◆ SHORT TASK: Set down the material below word for word, excluding the pictures.

◆ LISTED RECORDS:

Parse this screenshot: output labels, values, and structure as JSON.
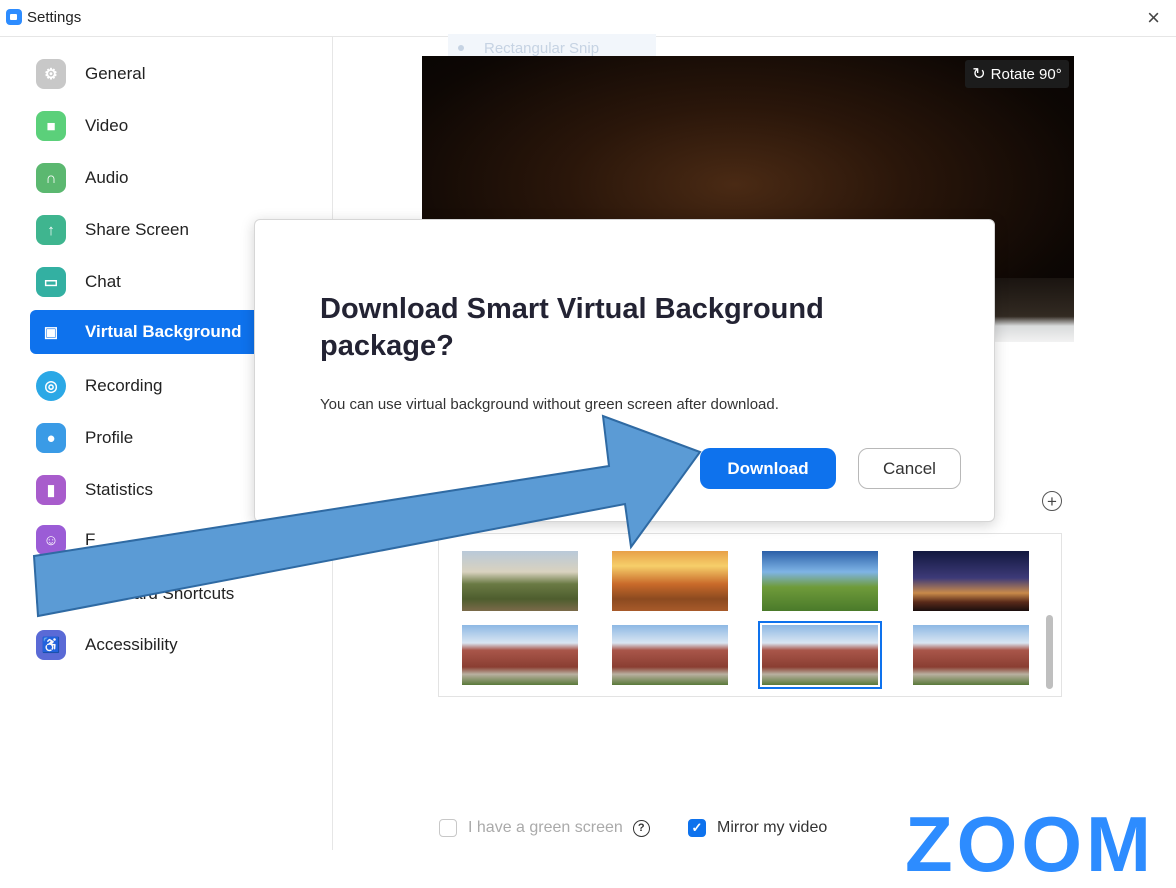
{
  "window": {
    "title": "Settings",
    "close_icon": "×"
  },
  "sidebar": {
    "items": [
      {
        "label": "General",
        "icon": "gear-icon",
        "color": "#c8c8c8"
      },
      {
        "label": "Video",
        "icon": "video-camera-icon",
        "color": "#5bd07a"
      },
      {
        "label": "Audio",
        "icon": "headphones-icon",
        "color": "#5bb870"
      },
      {
        "label": "Share Screen",
        "icon": "share-screen-icon",
        "color": "#3fb58f"
      },
      {
        "label": "Chat",
        "icon": "chat-bubble-icon",
        "color": "#33b0a2"
      },
      {
        "label": "Virtual Background",
        "icon": "virtual-background-icon",
        "color": "#0e72ed"
      },
      {
        "label": "Recording",
        "icon": "recording-icon",
        "color": "#2ba8e6"
      },
      {
        "label": "Profile",
        "icon": "profile-icon",
        "color": "#3a9be6"
      },
      {
        "label": "Statistics",
        "icon": "statistics-icon",
        "color": "#a85ccc"
      },
      {
        "label": "F",
        "icon": "feedback-icon",
        "color": "#9b5cd6"
      },
      {
        "label": "Keyboard Shortcuts",
        "icon": "keyboard-icon",
        "color": "#7a6fd6"
      },
      {
        "label": "Accessibility",
        "icon": "accessibility-icon",
        "color": "#5a6ad6"
      }
    ]
  },
  "preview": {
    "ghost_text": "Rectangular Snip",
    "rotate_label": "Rotate 90°"
  },
  "gallery": {
    "add_label": "+",
    "selected_index": 6
  },
  "dialog": {
    "title": "Download Smart Virtual Background package?",
    "message": "You can use virtual background without green screen after download.",
    "download_label": "Download",
    "cancel_label": "Cancel"
  },
  "options": {
    "green_screen_label": "I have a green screen",
    "green_screen_checked": false,
    "mirror_label": "Mirror my video",
    "mirror_checked": true
  },
  "brand": {
    "logo_text": "zoom",
    "accent": "#0e72ed"
  }
}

◆ RESPONSE TO THE EXERCISE:
Parse this screenshot: output labels, values, and structure as JSON.
{
  "window": {
    "title": "Settings",
    "close_icon": "×"
  },
  "sidebar": {
    "items": [
      {
        "label": "General",
        "icon": "gear-icon",
        "color": "#c8c8c8"
      },
      {
        "label": "Video",
        "icon": "video-camera-icon",
        "color": "#5bd07a"
      },
      {
        "label": "Audio",
        "icon": "headphones-icon",
        "color": "#5bb870"
      },
      {
        "label": "Share Screen",
        "icon": "share-screen-icon",
        "color": "#3fb58f"
      },
      {
        "label": "Chat",
        "icon": "chat-bubble-icon",
        "color": "#33b0a2"
      },
      {
        "label": "Virtual Background",
        "icon": "virtual-background-icon",
        "color": "#0e72ed"
      },
      {
        "label": "Recording",
        "icon": "recording-icon",
        "color": "#2ba8e6"
      },
      {
        "label": "Profile",
        "icon": "profile-icon",
        "color": "#3a9be6"
      },
      {
        "label": "Statistics",
        "icon": "statistics-icon",
        "color": "#a85ccc"
      },
      {
        "label": "F",
        "icon": "feedback-icon",
        "color": "#9b5cd6"
      },
      {
        "label": "Keyboard Shortcuts",
        "icon": "keyboard-icon",
        "color": "#7a6fd6"
      },
      {
        "label": "Accessibility",
        "icon": "accessibility-icon",
        "color": "#5a6ad6"
      }
    ]
  },
  "preview": {
    "ghost_text": "Rectangular Snip",
    "rotate_label": "Rotate 90°"
  },
  "gallery": {
    "add_label": "+",
    "selected_index": 6
  },
  "dialog": {
    "title": "Download Smart Virtual Background package?",
    "message": "You can use virtual background without green screen after download.",
    "download_label": "Download",
    "cancel_label": "Cancel"
  },
  "options": {
    "green_screen_label": "I have a green screen",
    "green_screen_checked": false,
    "mirror_label": "Mirror my video",
    "mirror_checked": true
  },
  "brand": {
    "logo_text": "zoom",
    "accent": "#0e72ed"
  }
}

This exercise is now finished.